Extract provided —
1. It takes a two-man army to map our aerial typographic views

Benedikt Groß, a German speculative designer, and Joey Lee, an American geographer, teamed up in 2012 and together made the Big Atlas of LA Pools - a collection of 74 books cataloging all of the pools in Los Angeles. 

“We were surprised by how much data we could generate and became more and more fascinated with the process of mapping features from aerial imagery”.  

 

2. We dont know what we inhabit

Discovering the world from above is a task of great proportions for Benedikt and Joey. “Contrary to popular belief, much of the world has not been mapped. While nearly the entire earth has been photographed from space, there are still gaps in what features are embedded in those images. Only by processing, filtering, drawing onto them, and semantically enriching these images can we understand what features exist in that space. Whether it is done through manual labor or automated through computer vision, there are still many things left to map in the world” they add while searching for what Earth really looks like from above.

Task instructions —
a) In the aerial mapping passage, rewrite the paragraph that begins "Discovering the world from above" as a short bulleted list that keeps its main facts.
b) According to the aerial mapping passage, why isn't photographing nearly the entire earth from space enough to know what features exist there? Answer in one to three sentences.
c) In the aerial mapping passage, how many books make up the Big Atlas of LA Pools?
The data that comes after the aerial mapping passage is separate material.

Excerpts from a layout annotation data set
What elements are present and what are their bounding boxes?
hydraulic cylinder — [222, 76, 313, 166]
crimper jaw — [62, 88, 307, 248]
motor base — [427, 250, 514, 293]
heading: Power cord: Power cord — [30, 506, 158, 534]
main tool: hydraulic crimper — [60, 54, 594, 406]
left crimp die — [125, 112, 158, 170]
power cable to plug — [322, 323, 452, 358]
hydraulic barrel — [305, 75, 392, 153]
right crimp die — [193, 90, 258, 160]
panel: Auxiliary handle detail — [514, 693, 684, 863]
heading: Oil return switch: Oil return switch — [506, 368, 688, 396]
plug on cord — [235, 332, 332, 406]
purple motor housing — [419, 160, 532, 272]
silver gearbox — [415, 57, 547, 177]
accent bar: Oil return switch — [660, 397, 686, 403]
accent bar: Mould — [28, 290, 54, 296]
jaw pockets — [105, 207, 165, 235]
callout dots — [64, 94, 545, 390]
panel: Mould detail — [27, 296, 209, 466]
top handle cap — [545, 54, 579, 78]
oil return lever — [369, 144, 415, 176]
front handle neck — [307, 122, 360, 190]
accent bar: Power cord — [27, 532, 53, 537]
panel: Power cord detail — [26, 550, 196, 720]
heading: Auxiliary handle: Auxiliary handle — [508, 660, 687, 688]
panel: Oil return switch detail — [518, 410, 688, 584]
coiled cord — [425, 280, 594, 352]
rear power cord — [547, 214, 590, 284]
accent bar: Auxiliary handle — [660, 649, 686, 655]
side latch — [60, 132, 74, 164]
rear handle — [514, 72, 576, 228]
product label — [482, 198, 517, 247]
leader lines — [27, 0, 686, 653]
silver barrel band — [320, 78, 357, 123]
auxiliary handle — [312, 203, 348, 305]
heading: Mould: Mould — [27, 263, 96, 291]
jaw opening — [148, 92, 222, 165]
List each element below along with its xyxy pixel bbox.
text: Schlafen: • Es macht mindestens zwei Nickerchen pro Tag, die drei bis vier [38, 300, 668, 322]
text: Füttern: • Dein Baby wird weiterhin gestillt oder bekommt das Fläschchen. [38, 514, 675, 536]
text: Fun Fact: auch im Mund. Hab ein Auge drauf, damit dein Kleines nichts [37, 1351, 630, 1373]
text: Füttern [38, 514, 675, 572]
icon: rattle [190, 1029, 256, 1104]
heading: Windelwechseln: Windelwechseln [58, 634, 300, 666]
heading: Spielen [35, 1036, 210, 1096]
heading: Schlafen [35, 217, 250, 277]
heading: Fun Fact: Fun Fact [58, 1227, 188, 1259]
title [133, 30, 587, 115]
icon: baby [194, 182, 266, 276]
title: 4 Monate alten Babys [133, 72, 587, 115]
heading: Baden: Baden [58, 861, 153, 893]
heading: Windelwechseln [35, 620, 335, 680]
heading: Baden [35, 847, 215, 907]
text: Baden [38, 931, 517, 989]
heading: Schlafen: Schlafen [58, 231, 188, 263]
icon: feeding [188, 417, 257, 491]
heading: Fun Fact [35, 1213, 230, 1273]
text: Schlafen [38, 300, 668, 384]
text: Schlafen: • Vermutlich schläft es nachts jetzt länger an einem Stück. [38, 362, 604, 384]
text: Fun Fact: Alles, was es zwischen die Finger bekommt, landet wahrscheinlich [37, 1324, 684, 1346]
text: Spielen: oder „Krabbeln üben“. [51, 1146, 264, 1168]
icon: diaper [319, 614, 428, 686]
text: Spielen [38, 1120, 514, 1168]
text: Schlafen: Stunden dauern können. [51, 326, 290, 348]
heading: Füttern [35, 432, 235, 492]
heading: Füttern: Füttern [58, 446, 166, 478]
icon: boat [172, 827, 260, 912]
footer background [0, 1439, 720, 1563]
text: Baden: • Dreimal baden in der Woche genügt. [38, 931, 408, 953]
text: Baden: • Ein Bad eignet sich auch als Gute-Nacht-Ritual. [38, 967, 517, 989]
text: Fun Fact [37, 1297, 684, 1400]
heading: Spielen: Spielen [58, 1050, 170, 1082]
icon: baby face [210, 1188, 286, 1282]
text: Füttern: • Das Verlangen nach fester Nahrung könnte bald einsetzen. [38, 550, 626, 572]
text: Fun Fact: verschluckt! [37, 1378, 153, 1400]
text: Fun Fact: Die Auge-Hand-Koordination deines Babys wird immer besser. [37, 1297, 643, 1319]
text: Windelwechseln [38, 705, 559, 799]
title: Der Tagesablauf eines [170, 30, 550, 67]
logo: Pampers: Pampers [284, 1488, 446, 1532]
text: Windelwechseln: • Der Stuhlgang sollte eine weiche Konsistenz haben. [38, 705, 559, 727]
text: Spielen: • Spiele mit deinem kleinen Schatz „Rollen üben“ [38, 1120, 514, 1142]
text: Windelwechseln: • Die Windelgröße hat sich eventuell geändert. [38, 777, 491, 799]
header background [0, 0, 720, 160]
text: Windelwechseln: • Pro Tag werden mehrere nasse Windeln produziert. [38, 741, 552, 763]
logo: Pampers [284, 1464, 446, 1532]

The solutions —
a)
- Discovering the world from above is a huge task for Benedikt and Joey.
- Much of the world has not been mapped, despite what many people believe.
- Nearly the whole earth has been photographed from space, but there are still gaps in what features those images contain.
- Features can be understood only by processing, filtering, drawing onto and semantically enriching the images.
- This work can be manual or automated through computer vision, and much remains to be mapped.

b) There are still gaps in what features are embedded in those photographs. The features in a space become known only when the images are processed, filtered, drawn onto and semantically enriched, whether by manual labor or by computer vision.

c) 74 books.